** Start Material to process **

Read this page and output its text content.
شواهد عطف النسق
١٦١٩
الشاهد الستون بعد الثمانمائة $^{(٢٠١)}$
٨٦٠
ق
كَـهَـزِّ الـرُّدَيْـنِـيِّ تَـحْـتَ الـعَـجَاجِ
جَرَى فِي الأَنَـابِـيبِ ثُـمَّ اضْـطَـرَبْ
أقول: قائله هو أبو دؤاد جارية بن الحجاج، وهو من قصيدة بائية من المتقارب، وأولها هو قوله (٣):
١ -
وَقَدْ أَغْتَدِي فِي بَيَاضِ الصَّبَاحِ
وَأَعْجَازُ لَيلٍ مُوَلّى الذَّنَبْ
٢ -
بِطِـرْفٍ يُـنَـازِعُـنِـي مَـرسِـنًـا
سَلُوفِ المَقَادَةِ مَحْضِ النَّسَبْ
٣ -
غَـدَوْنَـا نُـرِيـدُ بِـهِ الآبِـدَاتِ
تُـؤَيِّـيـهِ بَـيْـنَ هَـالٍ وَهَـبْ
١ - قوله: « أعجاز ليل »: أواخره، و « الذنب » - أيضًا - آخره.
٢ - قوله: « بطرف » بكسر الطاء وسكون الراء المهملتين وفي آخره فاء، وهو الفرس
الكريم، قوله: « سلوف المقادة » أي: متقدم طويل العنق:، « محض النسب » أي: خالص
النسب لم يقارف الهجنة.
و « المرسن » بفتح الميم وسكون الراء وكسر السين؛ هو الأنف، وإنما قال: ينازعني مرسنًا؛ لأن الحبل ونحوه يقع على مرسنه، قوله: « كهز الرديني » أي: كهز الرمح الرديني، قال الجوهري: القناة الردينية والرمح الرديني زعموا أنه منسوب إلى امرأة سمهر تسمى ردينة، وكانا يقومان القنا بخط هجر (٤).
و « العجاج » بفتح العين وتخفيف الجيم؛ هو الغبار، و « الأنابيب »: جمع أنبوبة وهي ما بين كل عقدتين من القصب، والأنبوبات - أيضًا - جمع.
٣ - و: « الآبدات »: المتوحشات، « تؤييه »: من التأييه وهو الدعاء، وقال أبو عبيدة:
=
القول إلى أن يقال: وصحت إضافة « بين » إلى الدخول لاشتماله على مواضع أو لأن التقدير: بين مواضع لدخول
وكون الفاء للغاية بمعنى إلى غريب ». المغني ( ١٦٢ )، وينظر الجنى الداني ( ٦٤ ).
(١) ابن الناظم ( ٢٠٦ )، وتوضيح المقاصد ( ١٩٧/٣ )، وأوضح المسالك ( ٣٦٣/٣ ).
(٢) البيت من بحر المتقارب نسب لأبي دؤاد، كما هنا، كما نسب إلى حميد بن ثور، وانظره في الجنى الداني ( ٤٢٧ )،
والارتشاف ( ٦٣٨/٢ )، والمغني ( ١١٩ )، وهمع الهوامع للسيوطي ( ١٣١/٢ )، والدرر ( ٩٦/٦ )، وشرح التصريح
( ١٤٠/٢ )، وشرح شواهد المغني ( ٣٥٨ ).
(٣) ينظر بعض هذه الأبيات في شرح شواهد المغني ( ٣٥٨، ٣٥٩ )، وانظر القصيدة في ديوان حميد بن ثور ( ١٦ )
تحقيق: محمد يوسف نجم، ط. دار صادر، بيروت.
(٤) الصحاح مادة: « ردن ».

** End Material to process **

= What the exercise asks =
Reproduce the material above exactly; please quote every line of it.

= Solution for this problem =
Read this page and output its text content.
شواهد عطف النسق
١٦١٩
الشاهد الستون بعد الثمانمائة $^{(٢٠١)}$
٨٦٠
ق
كَـهَـزِّ الـرُّدَيْـنِـيِّ تَـحْـتَ الـعَـجَاجِ
جَرَى فِي الأَنَـابِـيبِ ثُـمَّ اضْـطَـرَبْ
أقول: قائله هو أبو دؤاد جارية بن الحجاج، وهو من قصيدة بائية من المتقارب، وأولها هو قوله (٣):
١ -
وَقَدْ أَغْتَدِي فِي بَيَاضِ الصَّبَاحِ
وَأَعْجَازُ لَيلٍ مُوَلّى الذَّنَبْ
٢ -
بِطِـرْفٍ يُـنَـازِعُـنِـي مَـرسِـنًـا
سَلُوفِ المَقَادَةِ مَحْضِ النَّسَبْ
٣ -
غَـدَوْنَـا نُـرِيـدُ بِـهِ الآبِـدَاتِ
تُـؤَيِّـيـهِ بَـيْـنَ هَـالٍ وَهَـبْ
١ - قوله: « أعجاز ليل »: أواخره، و « الذنب » - أيضًا - آخره.
٢ - قوله: « بطرف » بكسر الطاء وسكون الراء المهملتين وفي آخره فاء، وهو الفرس
الكريم، قوله: « سلوف المقادة » أي: متقدم طويل العنق:، « محض النسب » أي: خالص
النسب لم يقارف الهجنة.
و « المرسن » بفتح الميم وسكون الراء وكسر السين؛ هو الأنف، وإنما قال: ينازعني مرسنًا؛ لأن الحبل ونحوه يقع على مرسنه، قوله: « كهز الرديني » أي: كهز الرمح الرديني، قال الجوهري: القناة الردينية والرمح الرديني زعموا أنه منسوب إلى امرأة سمهر تسمى ردينة، وكانا يقومان القنا بخط هجر (٤).
و « العجاج » بفتح العين وتخفيف الجيم؛ هو الغبار، و « الأنابيب »: جمع أنبوبة وهي ما بين كل عقدتين من القصب، والأنبوبات - أيضًا - جمع.
٣ - و: « الآبدات »: المتوحشات، « تؤييه »: من التأييه وهو الدعاء، وقال أبو عبيدة:
=
القول إلى أن يقال: وصحت إضافة « بين » إلى الدخول لاشتماله على مواضع أو لأن التقدير: بين مواضع لدخول
وكون الفاء للغاية بمعنى إلى غريب ». المغني ( ١٦٢ )، وينظر الجنى الداني ( ٦٤ ).
(١) ابن الناظم ( ٢٠٦ )، وتوضيح المقاصد ( ١٩٧/٣ )، وأوضح المسالك ( ٣٦٣/٣ ).
(٢) البيت من بحر المتقارب نسب لأبي دؤاد، كما هنا، كما نسب إلى حميد بن ثور، وانظره في الجنى الداني ( ٤٢٧ )،
والارتشاف ( ٦٣٨/٢ )، والمغني ( ١١٩ )، وهمع الهوامع للسيوطي ( ١٣١/٢ )، والدرر ( ٩٦/٦ )، وشرح التصريح
( ١٤٠/٢ )، وشرح شواهد المغني ( ٣٥٨ ).
(٣) ينظر بعض هذه الأبيات في شرح شواهد المغني ( ٣٥٨، ٣٥٩ )، وانظر القصيدة في ديوان حميد بن ثور ( ١٦ )
تحقيق: محمد يوسف نجم، ط. دار صادر، بيروت.
(٤) الصحاح مادة: « ردن ».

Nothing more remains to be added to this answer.